Required task:
Check each line of the material below for "held", then copy the ones that contain it.

>> BEGIN

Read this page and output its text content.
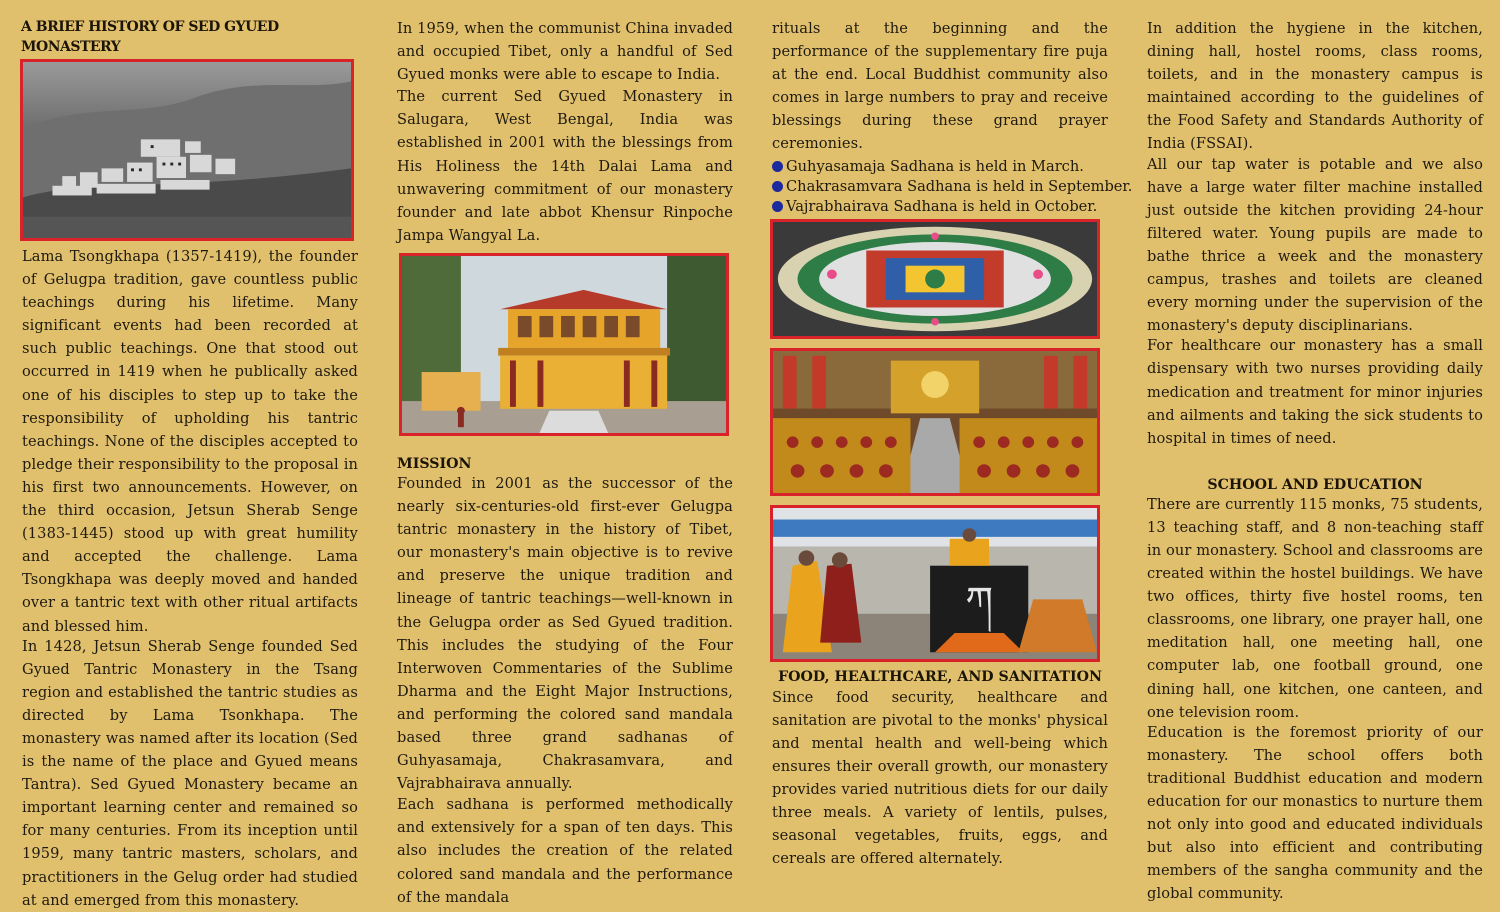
A BRIEF HISTORY OF SED GYUED MONASTERY

Lama Tsongkhapa (1357-1419), the founder of Gelugpa tradition, gave countless public teachings during his lifetime. Many significant events had been recorded at such public teachings. One that stood out occurred in 1419 when he publically asked one of his disciples to step up to take the responsibility of upholding his tantric teachings. None of the disciples accepted to pledge their responsibility to the proposal in his first two announcements. However, on the third occasion, Jetsun Sherab Senge (1383-1445) stood up with great humility and accepted the challenge. Lama Tsongkhapa was deeply moved and handed over a tantric text with other ritual artifacts and blessed him.

In 1428, Jetsun Sherab Senge founded Sed Gyued Tantric Monastery in the Tsang region and established the tantric studies as directed by Lama Tsonkhapa. The monastery was named after its location (Sed is the name of the place and Gyued means Tantra). Sed Gyued Monastery became an important learning center and remained so for many centuries. From its inception until 1959, many tantric masters, scholars, and practitioners in the Gelug order had studied at and emerged from this monastery.

In 1959, when the communist China invaded and occupied Tibet, only a handful of Sed Gyued monks were able to escape to India.

The current Sed Gyued Monastery in Salugara, West Bengal, India was established in 2001 with the blessings from His Holiness the 14th Dalai Lama and unwavering commitment of our monastery founder and late abbot Khensur Rinpoche Jampa Wangyal La.

MISSION

Founded in 2001 as the successor of the nearly six-centuries-old first-ever Gelugpa tantric monastery in the history of Tibet, our monastery's main objective is to revive and preserve the unique tradition and lineage of tantric teachings—well-known in the Gelugpa order as Sed Gyued tradition. This includes the studying of the Four Interwoven Commentaries of the Sublime Dharma and the Eight Major Instructions, and performing the colored sand mandala based three grand sadhanas of Guhyasamaja, Chakrasamvara, and Vajrabhairava annually.

Each sadhana is performed methodically and extensively for a span of ten days. This also includes the creation of the related colored sand mandala and the performance of the mandala

rituals at the beginning and the performance of the supplementary fire puja at the end. Local Buddhist community also comes in large numbers to pray and receive blessings during these grand prayer ceremonies.

Guhyasamaja Sadhana is held in March.
Chakrasamvara Sadhana is held in September.
Vajrabhairava Sadhana is held in October.
ཀ
FOOD, HEALTHCARE, AND SANITATION

Since food security, healthcare and sanitation are pivotal to the monks' physical and mental health and well-being which ensures their overall growth, our monastery provides varied nutritious diets for our daily three meals. A variety of lentils, pulses, seasonal vegetables, fruits, eggs, and cereals are offered alternately.

In addition the hygiene in the kitchen, dining hall, hostel rooms, class rooms, toilets, and in the monastery campus is maintained according to the guidelines of the Food Safety and Standards Authority of India (FSSAI).

All our tap water is potable and we also have a large water filter machine installed just outside the kitchen providing 24-hour filtered water. Young pupils are made to bathe thrice a week and the monastery campus, trashes and toilets are cleaned every morning under the supervision of the monastery's deputy disciplinarians.

For healthcare our monastery has a small dispensary with two nurses providing daily medication and treatment for minor injuries and ailments and taking the sick students to hospital in times of need.

SCHOOL AND EDUCATION

There are currently 115 monks, 75 students, 13 teaching staff, and 8 non-teaching staff in our monastery. School and classrooms are created within the hostel buildings. We have two offices, thirty five hostel rooms, ten classrooms, one library, one prayer hall, one meditation hall, one meeting hall, one computer lab, one football ground, one dining hall, one kitchen, one canteen, and one television room.

Education is the foremost priority of our monastery. The school offers both traditional Buddhist education and modern education for our monastics to nurture them not only into good and educated individuals but also into efficient and contributing members of the sangha community and the global community.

>> END

Reply to the task:
Guhyasamaja Sadhana is held in March.
Chakrasamvara Sadhana is held in September.
Vajrabhairava Sadhana is held in October.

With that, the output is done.